SEDERHANA. Presiden Uruguay, Jose Mujica dikenal sebagai ‘Presiden Termiskin di Dunia’. Dia hidup sederhana bersama istrinya di sebuah pertanian di rumah yang hanya memiliki satu kamar tidur. Sumber foto : https://ariskinos.blogspot.co.id/2017/03/10-pemimpin-paling-sederhana-di-dunia.html
Kepemimpinan adalah sesuatu yang tidak bisa lepas dari kehidupan. Sebab kata tersebut diperlukan disegala lini kehidupan. Bahkan hal terkecilnya adalah kepemimpinan dalam individu. Semua tidak bisa lepas dari yang namanya kepemimpinan. Apalagi untuk mengurusi suatu wilayah yang di dalamnya terdapat masyarakat, maka tentu kepemimpinan sangat diperlukan.
Tidak mungkin keteraturan hidup bermasyarakat terjadi, tanpa adanya sebuah kepemimpinan. Yang ada akan timbul kekacauan untuk saling berkuasa. Sebuah gunung tak mungkin dikuasai oleh dua harimau. Karena pasti akan terjadi perebutan kekuasaan, dan akan menimbulkan kegaduhan. Maka mutlak kepemimpinan yang sah sangat dibutuhkan.
Mintzberg (Arianto: 2012) menyatakan kepemimpinan adalah proses mendorong dan membantu orang lain untuk bekerja dengan antusias mencapai tujuan. Dalam kehidupan organisasi pemimpin mempunyai peranan yang sangat penting. Segala kegiatan baik itu mulai dari perencanaan, pelaksanaan pengawasan sampai pada kemampuan pemimpin dalam mengendalikan orang-orang, peralatan, sumber daya dan sumber-sumber lain-lain.
Sementara pemimpin adalah individu yang akan menjalankan roda kepemimpinan. Pada kendali individu tersebutlah nasib suatu kelompok akan ditentukan. Meski peran anggota pun diperlukan. Akan tetapi jelas bahwa model kepemimpinan yang akan dijalankan oleh individu akan berpengaruh.
Kepemimpinan adalah sesuatu yang sarat akan kedekatan sakral. Bukan berarti melampaui kendali tuhan, tapi maksudnya adalah sesuatu yang dimuliakan. Menjadi sebuah kewajaran apabila pemimpin dihormati, disegani, atau bahkan diberi kewenangan yang jarang dimiliki oleh orang lain. Pun zaman ini menjadikan kepemimpinan sebagai sebuah barang yang mewah.
Kesuksesan seorang tentu bergantung pada pola kepemimpinan yang dijalankan untuk mengayomi masyarakat. Cerminan yang diberikan pemimpin akan berpengaruh besar pada kesuksesannya. Namun zaman yang seolah menjadikan kepemimpinan sebuah barang yang mewah, pun tak jarang menjadikan pemimpin hidup dengan kemewahan. Mewah sebab fasilitas tersedia karena kekuasaan yang dimiliki.

▸ Petunjuk Tugas
Salin persis bagian teks tentang kepemimpinan, mulai dari "Kesuksesan seorang tentu" sampai dengan "kekuasaan yang dimiliki.". Kerjakan hanya berdasarkan teks di atas.

▸ Baris Data
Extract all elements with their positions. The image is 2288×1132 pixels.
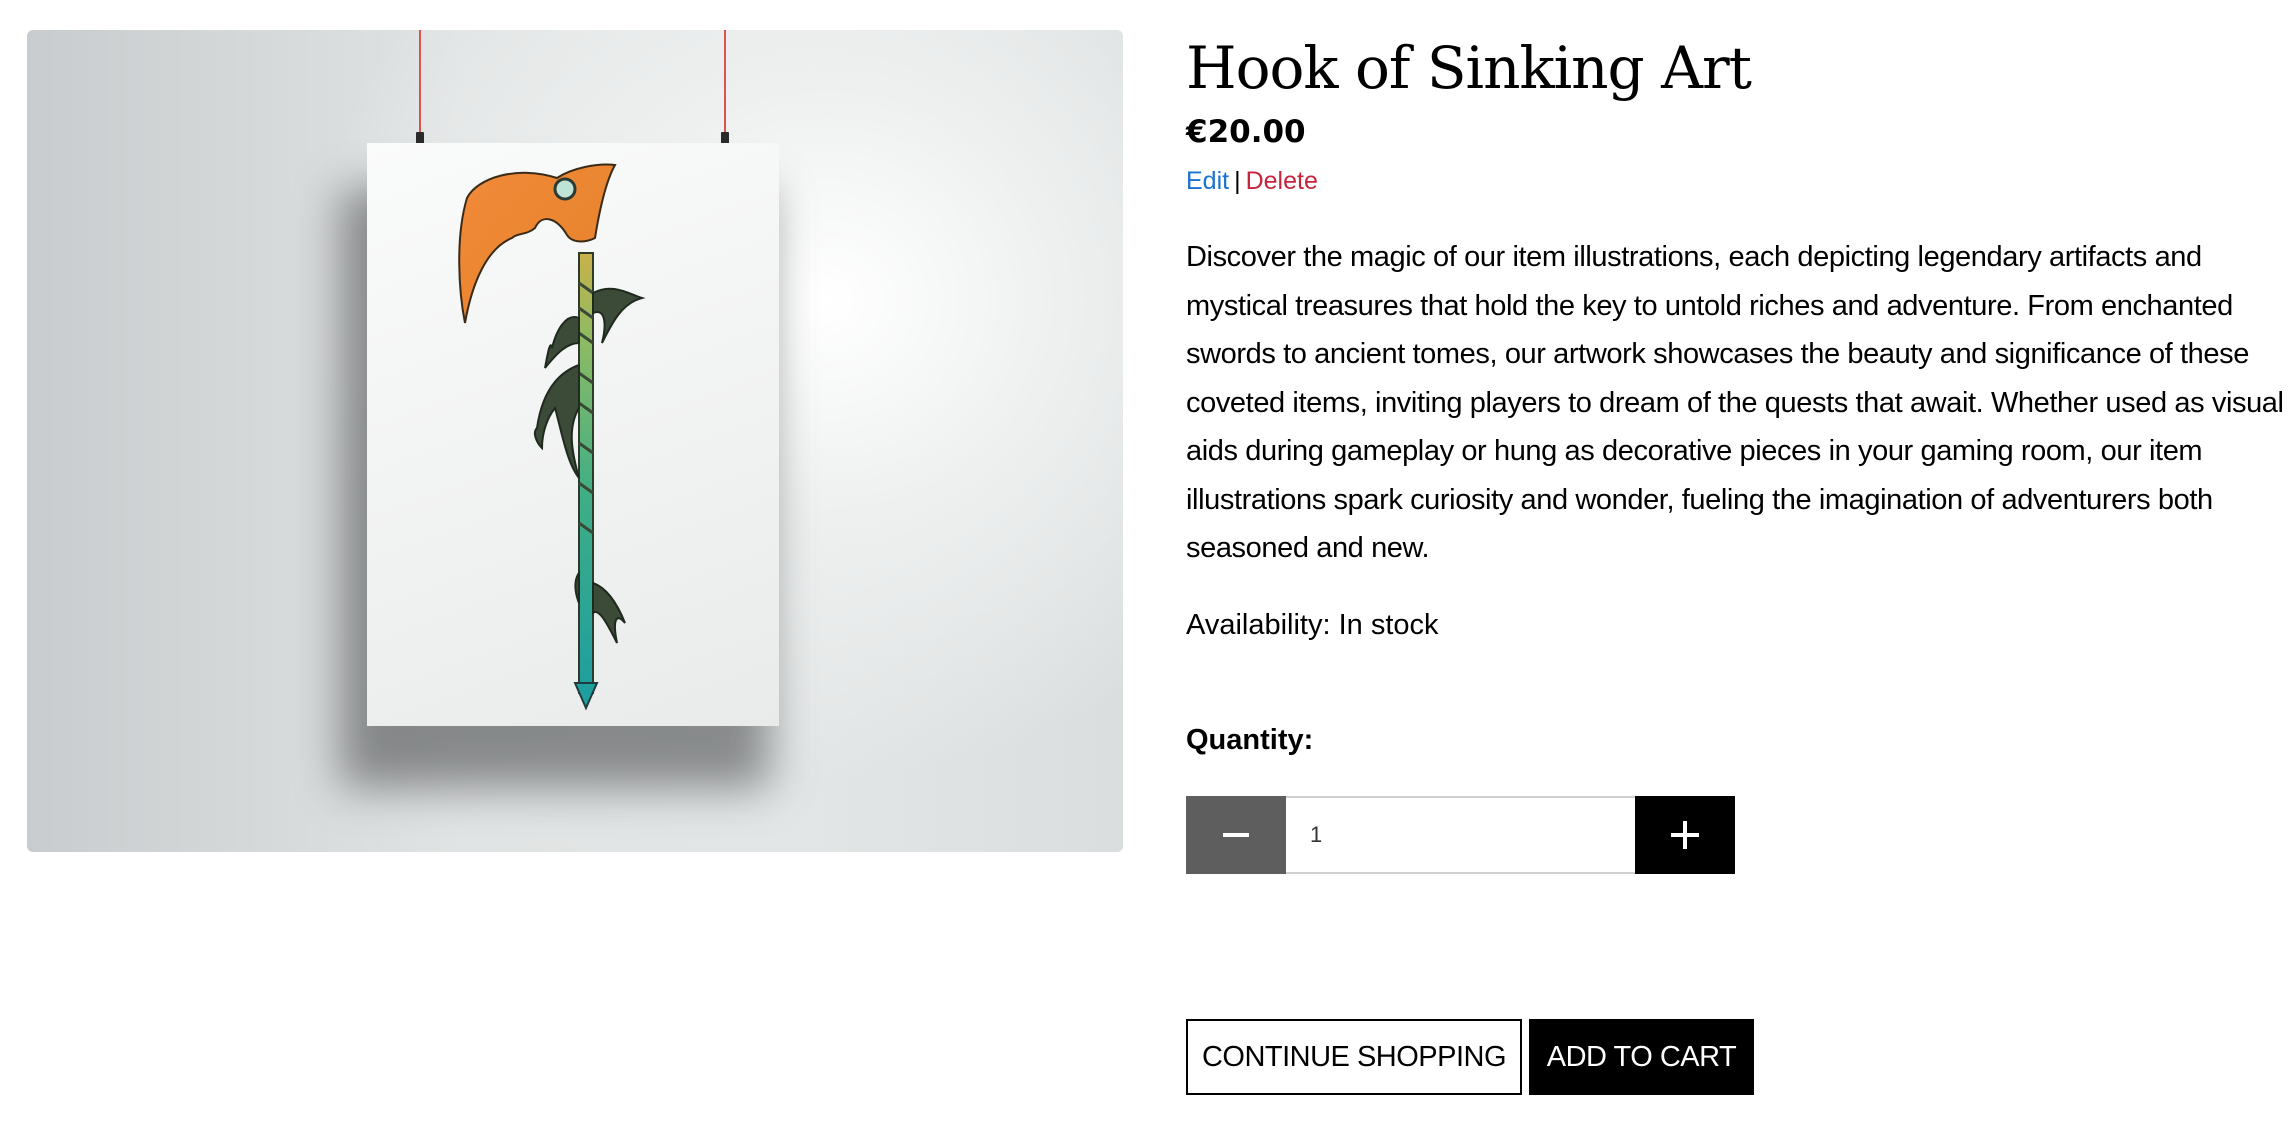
quantity-label: Quantity: <box>1186 724 1314 756</box>
minus-icon <box>1223 833 1249 837</box>
edit-link[interactable]: Edit <box>1186 167 1229 195</box>
availability-status: Availability: In stock <box>1186 609 1439 641</box>
product-image <box>27 30 1123 852</box>
hanging-wire-left <box>419 30 421 132</box>
admin-actions: Edit | Delete <box>1186 164 1318 198</box>
decrease-quantity-button[interactable] <box>1186 796 1286 874</box>
continue-shopping-button[interactable]: CONTINUE SHOPPING <box>1186 1019 1522 1095</box>
increase-quantity-button[interactable] <box>1635 796 1735 874</box>
product-title: Hook of Sinking Art <box>1186 34 1752 102</box>
quantity-input[interactable] <box>1286 796 1635 874</box>
product-price: €20.00 <box>1186 114 1306 150</box>
delete-link[interactable]: Delete <box>1246 167 1318 195</box>
plus-icon <box>1671 821 1699 849</box>
scythe-illustration <box>458 163 646 711</box>
action-separator: | <box>1234 167 1241 195</box>
hanging-wire-right <box>724 30 726 132</box>
product-description: Discover the magic of our item illustrat… <box>1186 241 2284 564</box>
cart-buttons: CONTINUE SHOPPING ADD TO CART <box>1186 1019 1754 1095</box>
poster <box>367 143 779 726</box>
add-to-cart-button[interactable]: ADD TO CART <box>1529 1019 1754 1095</box>
quantity-stepper <box>1186 796 1735 874</box>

▸ Hasil Tugas
Kesuksesan seorang tentu bergantung pada pola kepemimpinan yang dijalankan untuk mengayomi masyarakat. Cerminan yang diberikan pemimpin akan berpengaruh besar pada kesuksesannya. Namun zaman yang seolah menjadikan kepemimpinan sebuah barang yang mewah, pun tak jarang menjadikan pemimpin hidup dengan kemewahan. Mewah sebab fasilitas tersedia karena kekuasaan yang dimiliki.